In the listing that follows, how many lines contain the string "text"? Provide only the number.
[begin Information shown]
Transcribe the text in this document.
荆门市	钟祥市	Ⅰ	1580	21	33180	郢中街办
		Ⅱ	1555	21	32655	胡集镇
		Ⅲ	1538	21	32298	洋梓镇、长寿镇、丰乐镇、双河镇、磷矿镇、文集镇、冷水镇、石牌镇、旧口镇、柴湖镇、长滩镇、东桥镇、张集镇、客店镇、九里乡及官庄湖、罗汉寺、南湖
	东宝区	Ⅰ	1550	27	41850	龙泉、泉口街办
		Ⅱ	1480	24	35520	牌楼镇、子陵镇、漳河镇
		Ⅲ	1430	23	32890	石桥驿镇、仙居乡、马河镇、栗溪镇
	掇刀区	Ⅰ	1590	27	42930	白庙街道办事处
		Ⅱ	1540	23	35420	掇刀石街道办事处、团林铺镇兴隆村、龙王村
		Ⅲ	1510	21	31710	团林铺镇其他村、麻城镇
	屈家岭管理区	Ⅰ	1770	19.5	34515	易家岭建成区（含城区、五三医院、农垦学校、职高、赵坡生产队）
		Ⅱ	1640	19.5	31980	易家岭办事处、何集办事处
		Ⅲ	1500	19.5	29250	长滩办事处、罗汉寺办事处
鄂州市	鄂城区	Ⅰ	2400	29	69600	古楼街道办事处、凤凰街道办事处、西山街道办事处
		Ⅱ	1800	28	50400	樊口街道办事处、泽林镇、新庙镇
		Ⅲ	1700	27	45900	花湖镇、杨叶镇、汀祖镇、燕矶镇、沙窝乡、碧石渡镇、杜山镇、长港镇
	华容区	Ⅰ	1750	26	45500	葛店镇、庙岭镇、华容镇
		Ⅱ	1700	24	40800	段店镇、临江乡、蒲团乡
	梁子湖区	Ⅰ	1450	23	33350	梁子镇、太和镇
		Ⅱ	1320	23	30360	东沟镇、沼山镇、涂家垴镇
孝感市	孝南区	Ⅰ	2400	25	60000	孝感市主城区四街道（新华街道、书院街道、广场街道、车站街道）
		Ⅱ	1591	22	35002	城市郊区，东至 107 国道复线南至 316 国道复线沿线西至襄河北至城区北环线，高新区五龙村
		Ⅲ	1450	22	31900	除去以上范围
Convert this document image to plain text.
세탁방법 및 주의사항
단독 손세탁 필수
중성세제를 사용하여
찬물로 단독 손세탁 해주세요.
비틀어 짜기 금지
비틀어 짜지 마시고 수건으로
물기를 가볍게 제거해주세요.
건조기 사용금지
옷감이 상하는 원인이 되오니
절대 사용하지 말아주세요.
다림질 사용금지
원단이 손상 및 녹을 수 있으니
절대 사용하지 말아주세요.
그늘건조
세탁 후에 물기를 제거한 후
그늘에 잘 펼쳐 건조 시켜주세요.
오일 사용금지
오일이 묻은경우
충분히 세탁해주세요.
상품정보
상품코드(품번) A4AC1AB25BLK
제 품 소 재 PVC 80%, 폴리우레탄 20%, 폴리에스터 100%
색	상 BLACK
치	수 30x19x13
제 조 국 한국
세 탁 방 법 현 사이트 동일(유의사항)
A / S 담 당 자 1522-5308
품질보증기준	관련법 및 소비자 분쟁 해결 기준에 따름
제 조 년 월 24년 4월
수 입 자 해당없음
[end Information shown]
◆ **Worked solution**: 2